## START DATA ENTRIES

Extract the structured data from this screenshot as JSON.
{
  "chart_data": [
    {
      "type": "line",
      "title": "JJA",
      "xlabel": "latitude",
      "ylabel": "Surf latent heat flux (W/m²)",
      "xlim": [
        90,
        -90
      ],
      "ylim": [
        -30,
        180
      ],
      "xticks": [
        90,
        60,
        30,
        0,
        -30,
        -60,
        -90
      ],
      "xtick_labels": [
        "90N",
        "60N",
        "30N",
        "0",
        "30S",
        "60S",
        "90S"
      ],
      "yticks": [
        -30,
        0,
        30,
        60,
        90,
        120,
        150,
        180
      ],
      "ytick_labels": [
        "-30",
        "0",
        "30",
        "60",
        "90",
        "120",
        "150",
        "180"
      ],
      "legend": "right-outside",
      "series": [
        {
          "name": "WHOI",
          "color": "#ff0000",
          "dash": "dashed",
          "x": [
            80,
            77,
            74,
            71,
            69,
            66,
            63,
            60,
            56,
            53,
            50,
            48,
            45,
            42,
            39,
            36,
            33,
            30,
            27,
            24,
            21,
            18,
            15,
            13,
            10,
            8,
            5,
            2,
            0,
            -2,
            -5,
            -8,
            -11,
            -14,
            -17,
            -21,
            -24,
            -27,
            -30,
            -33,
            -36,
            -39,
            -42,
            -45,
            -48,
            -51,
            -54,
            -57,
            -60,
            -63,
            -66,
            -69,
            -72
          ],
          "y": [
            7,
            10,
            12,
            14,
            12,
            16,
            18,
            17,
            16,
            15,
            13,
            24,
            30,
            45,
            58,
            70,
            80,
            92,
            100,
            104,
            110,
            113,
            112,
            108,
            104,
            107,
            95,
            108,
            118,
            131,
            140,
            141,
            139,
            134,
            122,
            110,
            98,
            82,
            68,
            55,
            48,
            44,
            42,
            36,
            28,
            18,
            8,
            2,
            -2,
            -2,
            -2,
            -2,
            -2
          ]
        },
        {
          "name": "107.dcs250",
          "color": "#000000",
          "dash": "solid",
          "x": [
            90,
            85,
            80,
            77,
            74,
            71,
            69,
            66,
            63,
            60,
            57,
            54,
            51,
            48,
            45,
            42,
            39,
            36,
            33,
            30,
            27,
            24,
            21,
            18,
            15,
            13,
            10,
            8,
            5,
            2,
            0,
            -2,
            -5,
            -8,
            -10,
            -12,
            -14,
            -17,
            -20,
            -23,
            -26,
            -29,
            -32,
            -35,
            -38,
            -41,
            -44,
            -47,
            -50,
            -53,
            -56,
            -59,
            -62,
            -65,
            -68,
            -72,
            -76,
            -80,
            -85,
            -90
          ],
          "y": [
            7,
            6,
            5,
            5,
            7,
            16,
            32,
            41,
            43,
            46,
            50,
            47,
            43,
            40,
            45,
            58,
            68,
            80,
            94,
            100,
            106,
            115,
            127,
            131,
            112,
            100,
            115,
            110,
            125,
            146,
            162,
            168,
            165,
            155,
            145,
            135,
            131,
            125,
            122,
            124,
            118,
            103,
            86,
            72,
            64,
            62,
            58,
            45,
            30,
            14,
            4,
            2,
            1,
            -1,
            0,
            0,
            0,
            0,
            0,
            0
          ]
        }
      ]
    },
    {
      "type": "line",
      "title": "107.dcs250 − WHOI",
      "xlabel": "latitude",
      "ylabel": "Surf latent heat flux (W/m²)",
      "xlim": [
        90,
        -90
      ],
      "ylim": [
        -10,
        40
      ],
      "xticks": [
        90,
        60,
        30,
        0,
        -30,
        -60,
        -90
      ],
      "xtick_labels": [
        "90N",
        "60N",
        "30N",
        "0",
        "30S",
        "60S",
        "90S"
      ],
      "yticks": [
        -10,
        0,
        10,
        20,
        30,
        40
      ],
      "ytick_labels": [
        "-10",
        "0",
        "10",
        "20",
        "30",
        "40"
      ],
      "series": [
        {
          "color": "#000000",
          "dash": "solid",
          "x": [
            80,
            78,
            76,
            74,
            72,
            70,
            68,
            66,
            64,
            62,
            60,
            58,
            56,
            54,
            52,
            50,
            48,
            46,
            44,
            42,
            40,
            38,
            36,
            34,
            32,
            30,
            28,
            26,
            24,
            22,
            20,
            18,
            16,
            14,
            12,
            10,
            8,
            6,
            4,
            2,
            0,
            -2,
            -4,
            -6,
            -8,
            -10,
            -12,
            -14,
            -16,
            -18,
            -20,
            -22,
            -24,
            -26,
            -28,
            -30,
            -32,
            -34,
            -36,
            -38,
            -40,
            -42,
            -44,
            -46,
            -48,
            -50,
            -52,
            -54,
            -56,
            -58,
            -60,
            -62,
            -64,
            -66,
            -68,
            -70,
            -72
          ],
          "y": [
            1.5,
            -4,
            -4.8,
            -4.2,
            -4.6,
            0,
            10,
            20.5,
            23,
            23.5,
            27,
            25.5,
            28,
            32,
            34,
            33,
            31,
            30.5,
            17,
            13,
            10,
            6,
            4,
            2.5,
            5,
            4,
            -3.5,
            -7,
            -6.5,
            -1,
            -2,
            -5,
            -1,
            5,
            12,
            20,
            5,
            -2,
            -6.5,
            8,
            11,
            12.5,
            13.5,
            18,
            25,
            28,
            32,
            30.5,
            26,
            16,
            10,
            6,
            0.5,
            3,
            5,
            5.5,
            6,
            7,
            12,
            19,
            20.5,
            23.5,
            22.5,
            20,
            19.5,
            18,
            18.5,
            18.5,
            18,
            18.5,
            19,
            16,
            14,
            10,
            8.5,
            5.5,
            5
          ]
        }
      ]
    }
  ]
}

## END DATA ENTRIES

GIVEN PROBLEM: Make an exact copy of the data above.

RESULT FOR THIS TASK:
Extract the structured data from this screenshot as JSON.
{
  "chart_data": [
    {
      "type": "line",
      "title": "JJA",
      "xlabel": "latitude",
      "ylabel": "Surf latent heat flux (W/m²)",
      "xlim": [
        90,
        -90
      ],
      "ylim": [
        -30,
        180
      ],
      "xticks": [
        90,
        60,
        30,
        0,
        -30,
        -60,
        -90
      ],
      "xtick_labels": [
        "90N",
        "60N",
        "30N",
        "0",
        "30S",
        "60S",
        "90S"
      ],
      "yticks": [
        -30,
        0,
        30,
        60,
        90,
        120,
        150,
        180
      ],
      "ytick_labels": [
        "-30",
        "0",
        "30",
        "60",
        "90",
        "120",
        "150",
        "180"
      ],
      "legend": "right-outside",
      "series": [
        {
          "name": "WHOI",
          "color": "#ff0000",
          "dash": "dashed",
          "x": [
            80,
            77,
            74,
            71,
            69,
            66,
            63,
            60,
            56,
            53,
            50,
            48,
            45,
            42,
            39,
            36,
            33,
            30,
            27,
            24,
            21,
            18,
            15,
            13,
            10,
            8,
            5,
            2,
            0,
            -2,
            -5,
            -8,
            -11,
            -14,
            -17,
            -21,
            -24,
            -27,
            -30,
            -33,
            -36,
            -39,
            -42,
            -45,
            -48,
            -51,
            -54,
            -57,
            -60,
            -63,
            -66,
            -69,
            -72
          ],
          "y": [
            7,
            10,
            12,
            14,
            12,
            16,
            18,
            17,
            16,
            15,
            13,
            24,
            30,
            45,
            58,
            70,
            80,
            92,
            100,
            104,
            110,
            113,
            112,
            108,
            104,
            107,
            95,
            108,
            118,
            131,
            140,
            141,
            139,
            134,
            122,
            110,
            98,
            82,
            68,
            55,
            48,
            44,
            42,
            36,
            28,
            18,
            8,
            2,
            -2,
            -2,
            -2,
            -2,
            -2
          ]
        },
        {
          "name": "107.dcs250",
          "color": "#000000",
          "dash": "solid",
          "x": [
            90,
            85,
            80,
            77,
            74,
            71,
            69,
            66,
            63,
            60,
            57,
            54,
            51,
            48,
            45,
            42,
            39,
            36,
            33,
            30,
            27,
            24,
            21,
            18,
            15,
            13,
            10,
            8,
            5,
            2,
            0,
            -2,
            -5,
            -8,
            -10,
            -12,
            -14,
            -17,
            -20,
            -23,
            -26,
            -29,
            -32,
            -35,
            -38,
            -41,
            -44,
            -47,
            -50,
            -53,
            -56,
            -59,
            -62,
            -65,
            -68,
            -72,
            -76,
            -80,
            -85,
            -90
          ],
          "y": [
            7,
            6,
            5,
            5,
            7,
            16,
            32,
            41,
            43,
            46,
            50,
            47,
            43,
            40,
            45,
            58,
            68,
            80,
            94,
            100,
            106,
            115,
            127,
            131,
            112,
            100,
            115,
            110,
            125,
            146,
            162,
            168,
            165,
            155,
            145,
            135,
            131,
            125,
            122,
            124,
            118,
            103,
            86,
            72,
            64,
            62,
            58,
            45,
            30,
            14,
            4,
            2,
            1,
            -1,
            0,
            0,
            0,
            0,
            0,
            0
          ]
        }
      ]
    },
    {
      "type": "line",
      "title": "107.dcs250 − WHOI",
      "xlabel": "latitude",
      "ylabel": "Surf latent heat flux (W/m²)",
      "xlim": [
        90,
        -90
      ],
      "ylim": [
        -10,
        40
      ],
      "xticks": [
        90,
        60,
        30,
        0,
        -30,
        -60,
        -90
      ],
      "xtick_labels": [
        "90N",
        "60N",
        "30N",
        "0",
        "30S",
        "60S",
        "90S"
      ],
      "yticks": [
        -10,
        0,
        10,
        20,
        30,
        40
      ],
      "ytick_labels": [
        "-10",
        "0",
        "10",
        "20",
        "30",
        "40"
      ],
      "series": [
        {
          "color": "#000000",
          "dash": "solid",
          "x": [
            80,
            78,
            76,
            74,
            72,
            70,
            68,
            66,
            64,
            62,
            60,
            58,
            56,
            54,
            52,
            50,
            48,
            46,
            44,
            42,
            40,
            38,
            36,
            34,
            32,
            30,
            28,
            26,
            24,
            22,
            20,
            18,
            16,
            14,
            12,
            10,
            8,
            6,
            4,
            2,
            0,
            -2,
            -4,
            -6,
            -8,
            -10,
            -12,
            -14,
            -16,
            -18,
            -20,
            -22,
            -24,
            -26,
            -28,
            -30,
            -32,
            -34,
            -36,
            -38,
            -40,
            -42,
            -44,
            -46,
            -48,
            -50,
            -52,
            -54,
            -56,
            -58,
            -60,
            -62,
            -64,
            -66,
            -68,
            -70,
            -72
          ],
          "y": [
            1.5,
            -4,
            -4.8,
            -4.2,
            -4.6,
            0,
            10,
            20.5,
            23,
            23.5,
            27,
            25.5,
            28,
            32,
            34,
            33,
            31,
            30.5,
            17,
            13,
            10,
            6,
            4,
            2.5,
            5,
            4,
            -3.5,
            -7,
            -6.5,
            -1,
            -2,
            -5,
            -1,
            5,
            12,
            20,
            5,
            -2,
            -6.5,
            8,
            11,
            12.5,
            13.5,
            18,
            25,
            28,
            32,
            30.5,
            26,
            16,
            10,
            6,
            0.5,
            3,
            5,
            5.5,
            6,
            7,
            12,
            19,
            20.5,
            23.5,
            22.5,
            20,
            19.5,
            18,
            18.5,
            18.5,
            18,
            18.5,
            19,
            16,
            14,
            10,
            8.5,
            5.5,
            5
          ]
        }
      ]
    }
  ]
}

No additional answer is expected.